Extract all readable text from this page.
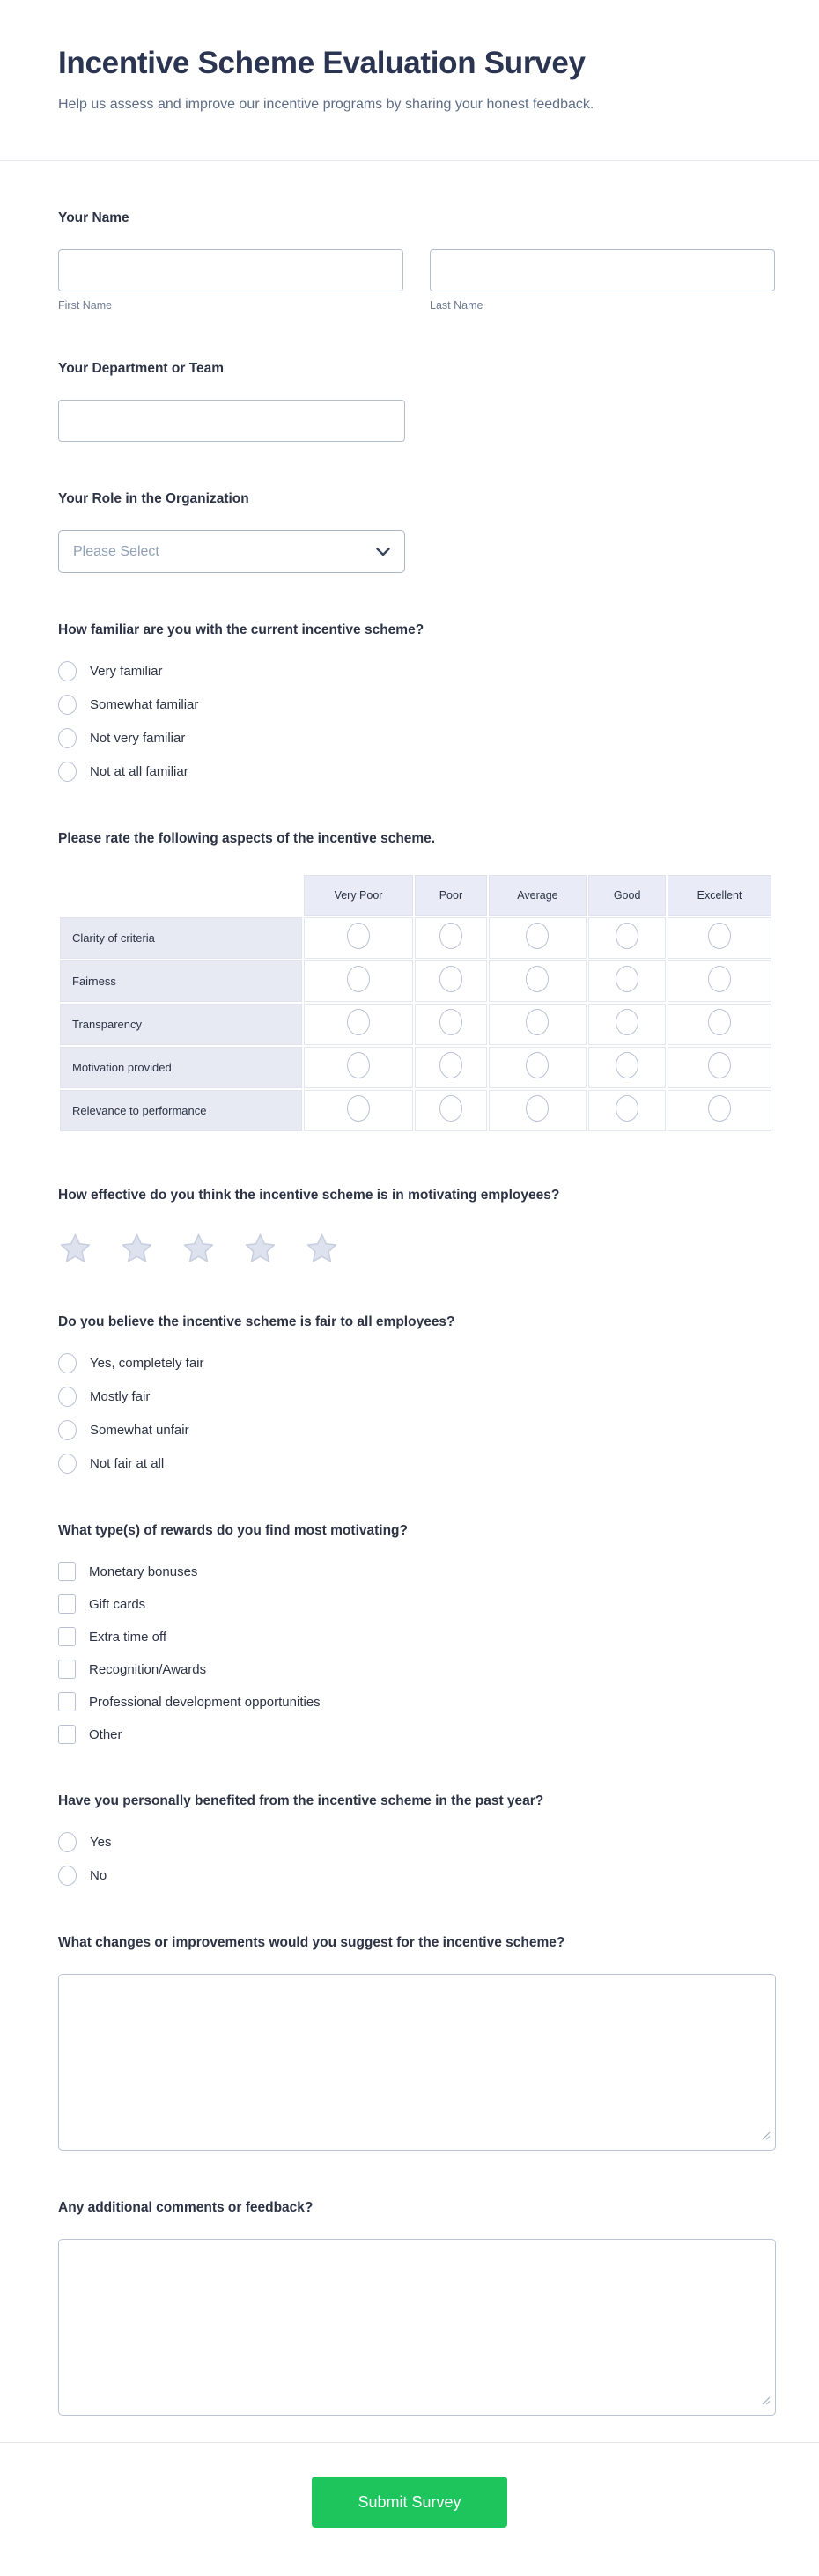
Incentive Scheme Evaluation Survey
Help us assess and improve our incentive programs by sharing your honest feedback.
Your Name
First Name	Last Name
Your Department or Team
Your Role in the Organization
Please Select
How familiar are you with the current incentive scheme?
Very familiar
Somewhat familiar
Not very familiar
Not at all familiar
Please rate the following aspects of the incentive scheme.
	Very Poor	Poor	Average	Good	Excellent
Clarity of criteria					
Fairness					
Transparency					
Motivation provided					
Relevance to performance					
How effective do you think the incentive scheme is in motivating employees?
Do you believe the incentive scheme is fair to all employees?
Yes, completely fair
Mostly fair
Somewhat unfair
Not fair at all
What type(s) of rewards do you find most motivating?
Monetary bonuses
Gift cards
Extra time off
Recognition/Awards
Professional development opportunities
Other
Have you personally benefited from the incentive scheme in the past year?
Yes
No
What changes or improvements would you suggest for the incentive scheme?
Any additional comments or feedback?
Submit Survey
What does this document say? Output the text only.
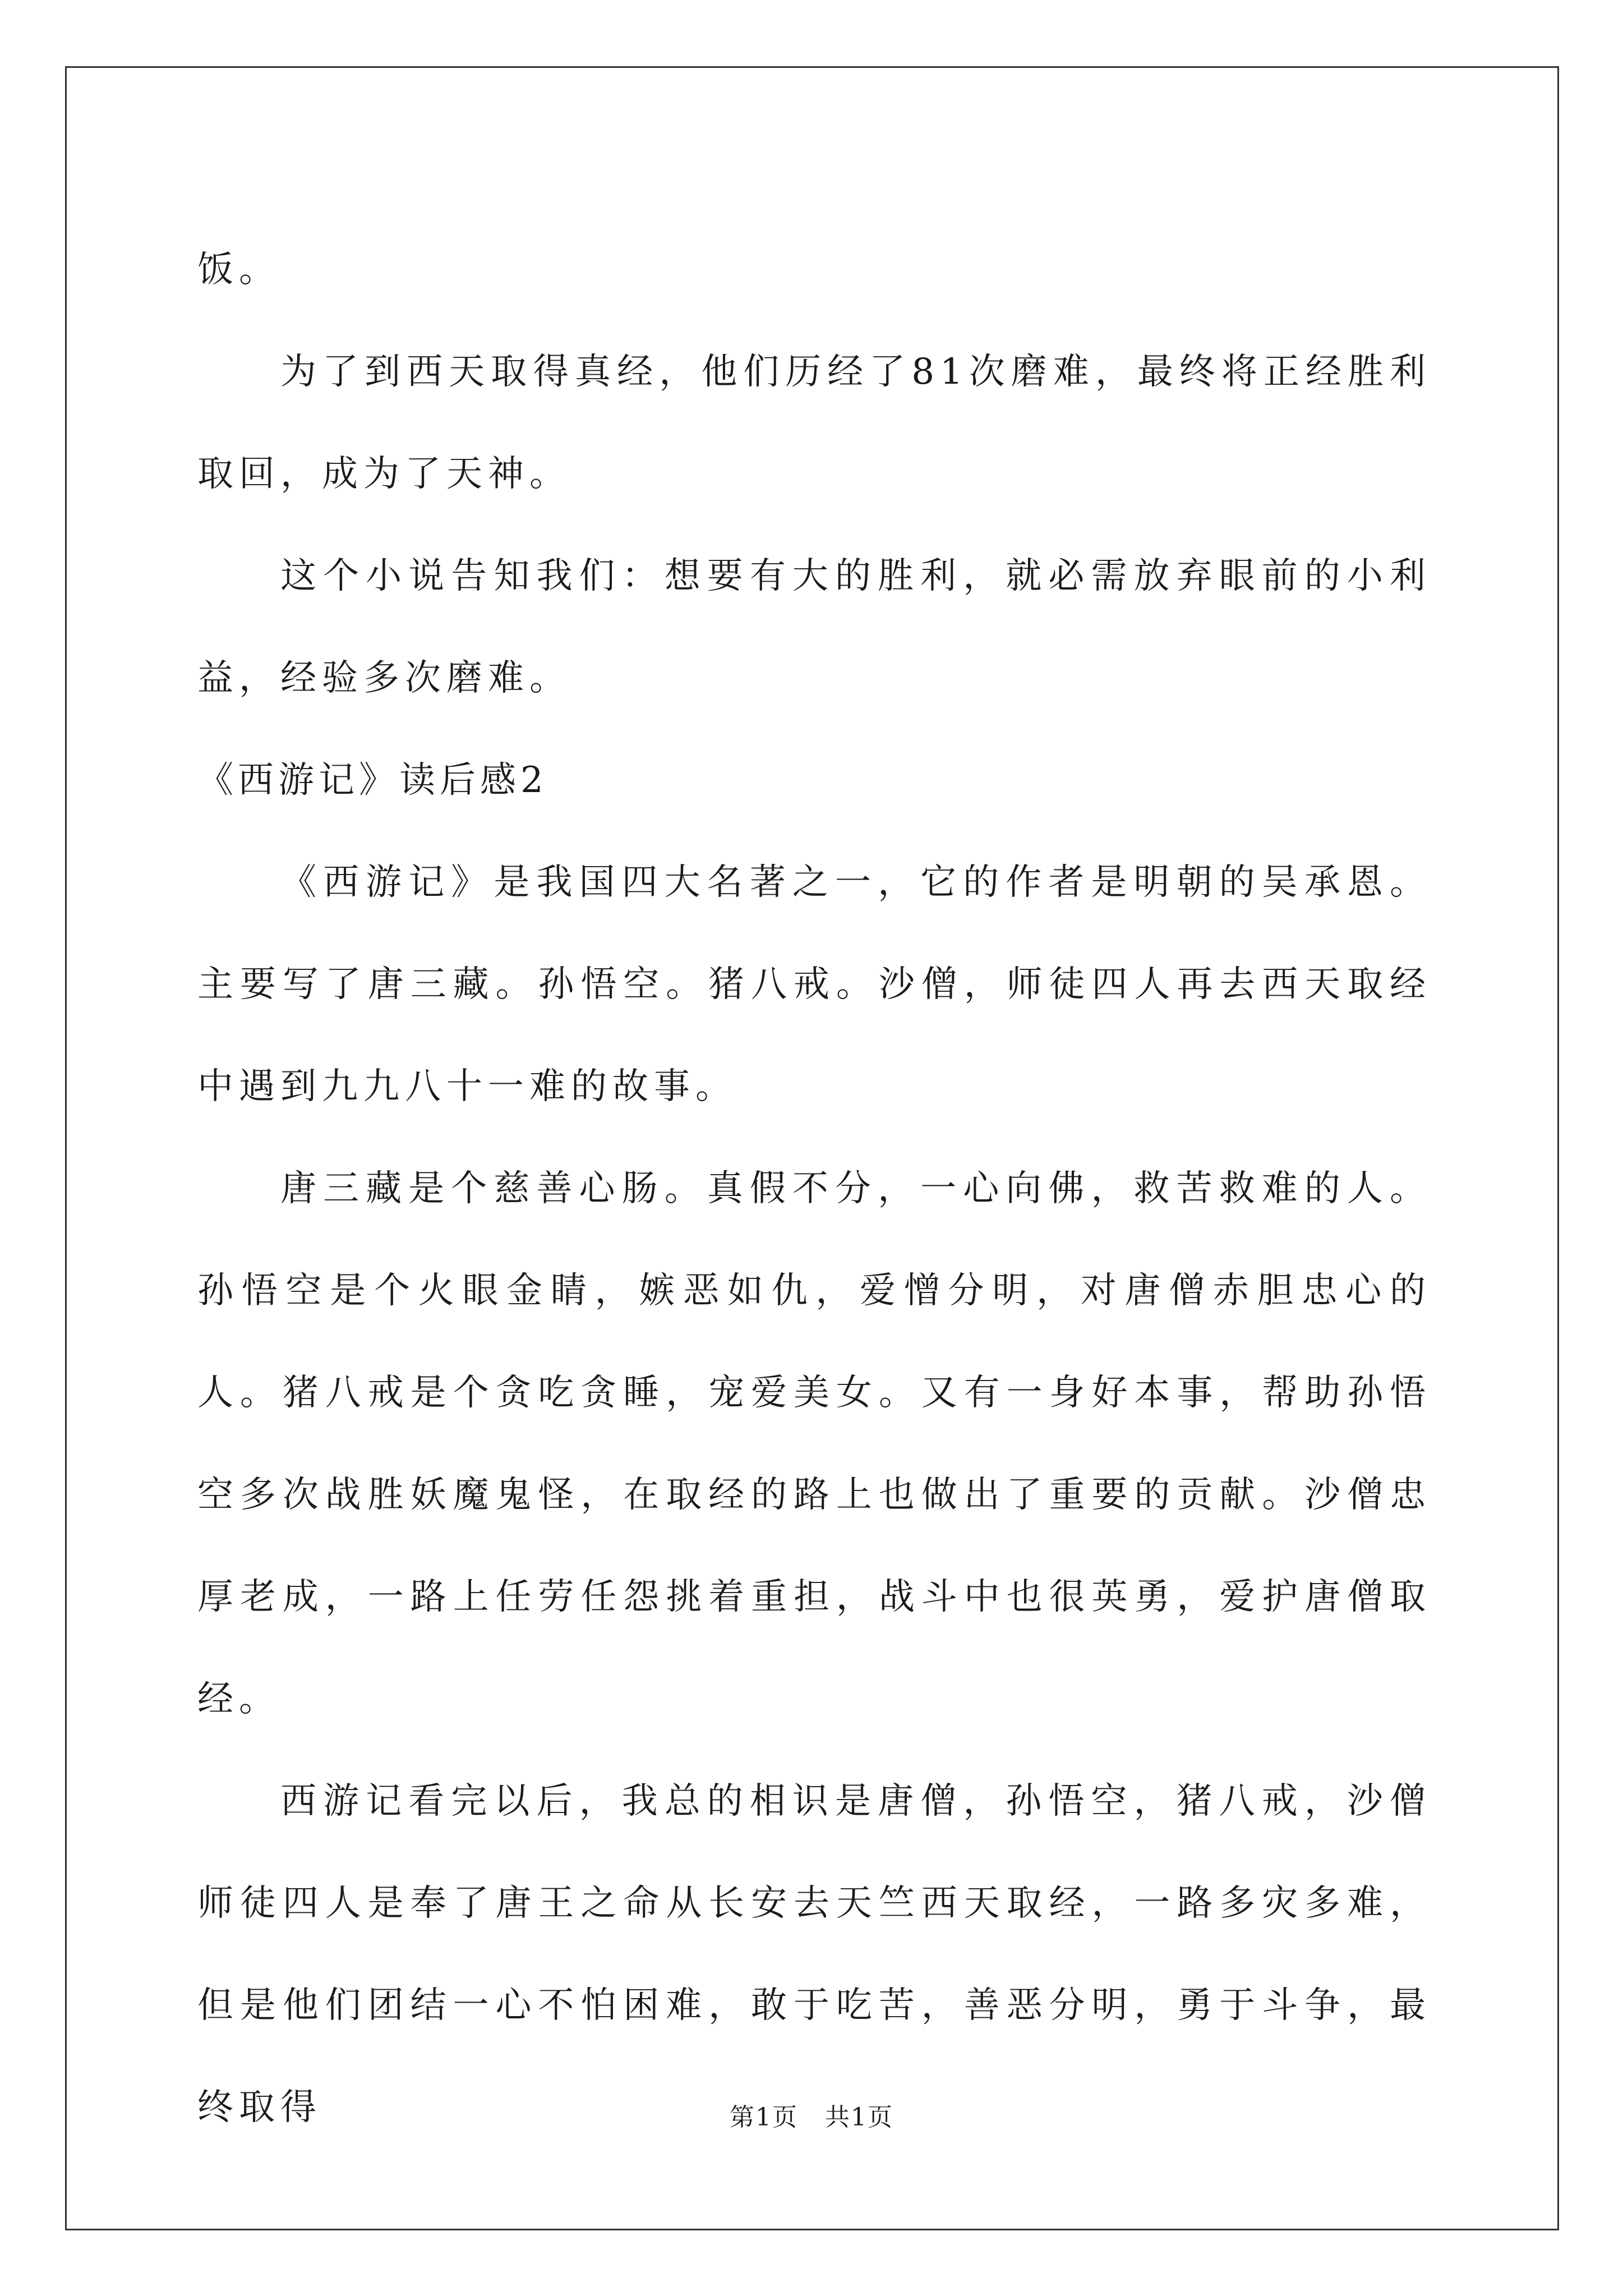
饭。

为了到西天取得真经，他们历经了81次磨难，最终将正经胜利取回，成为了天神。

这个小说告知我们：想要有大的胜利，就必需放弃眼前的小利益，经验多次磨难。

《西游记》读后感2

《西游记》是我国四大名著之一，它的作者是明朝的吴承恩。主要写了唐三藏。孙悟空。猪八戒。沙僧，师徒四人再去西天取经中遇到九九八十一难的故事。

唐三藏是个慈善心肠。真假不分，一心向佛，救苦救难的人。孙悟空是个火眼金睛，嫉恶如仇，爱憎分明，对唐僧赤胆忠心的人。猪八戒是个贪吃贪睡，宠爱美女。又有一身好本事，帮助孙悟空多次战胜妖魔鬼怪，在取经的路上也做出了重要的贡献。沙僧忠厚老成，一路上任劳任怨挑着重担，战斗中也很英勇，爱护唐僧取经。

西游记看完以后，我总的相识是唐僧，孙悟空，猪八戒，沙僧师徒四人是奉了唐王之命从长安去天竺西天取经，一路多灾多难，但是他们团结一心不怕困难，敢于吃苦，善恶分明，勇于斗争，最终取得	第1页 共1页
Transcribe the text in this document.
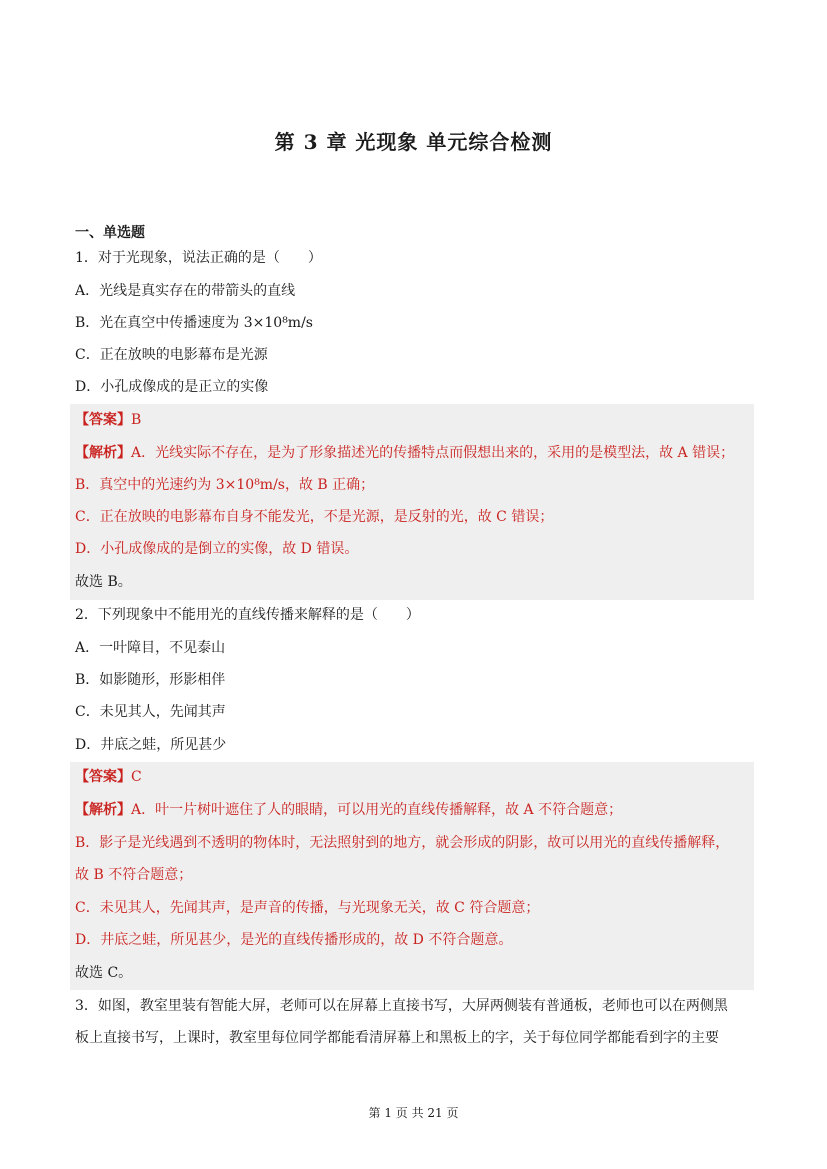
第 3 章 光现象 单元综合检测
一、单选题
1．对于光现象，说法正确的是（　　）
A．光线是真实存在的带箭头的直线
B．光在真空中传播速度为 3×10⁸m/s
C．正在放映的电影幕布是光源
D．小孔成像成的是正立的实像
【答案】B
【解析】A．光线实际不存在，是为了形象描述光的传播特点而假想出来的，采用的是模型法，故 A 错误；
B．真空中的光速约为 3×10⁸m/s，故 B 正确；
C．正在放映的电影幕布自身不能发光，不是光源，是反射的光，故 C 错误；
D．小孔成像成的是倒立的实像，故 D 错误。
故选 B。
2．下列现象中不能用光的直线传播来解释的是（　　）
A．一叶障目，不见泰山
B．如影随形，形影相伴
C．未见其人，先闻其声
D．井底之蛙，所见甚少
【答案】C
【解析】A．叶一片树叶遮住了人的眼睛，可以用光的直线传播解释，故 A 不符合题意；
B．影子是光线遇到不透明的物体时，无法照射到的地方，就会形成的阴影，故可以用光的直线传播解释，
故 B 不符合题意；
C．未见其人，先闻其声，是声音的传播，与光现象无关，故 C 符合题意；
D．井底之蛙，所见甚少，是光的直线传播形成的，故 D 不符合题意。
故选 C。
3．如图，教室里装有智能大屏，老师可以在屏幕上直接书写，大屏两侧装有普通板，老师也可以在两侧黑
板上直接书写，上课时，教室里每位同学都能看清屏幕上和黑板上的字，关于每位同学都能看到字的主要
第 1 页 共 21 页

> [WORK INSTRUCTIONS]:
Whichever lines contain the string "先闻其声", select and copy them.

> [OUTPUT FOR THIS EXERCISE]:
C．未见其人，先闻其声
C．未见其人，先闻其声，是声音的传播，与光现象无关，故 C 符合题意；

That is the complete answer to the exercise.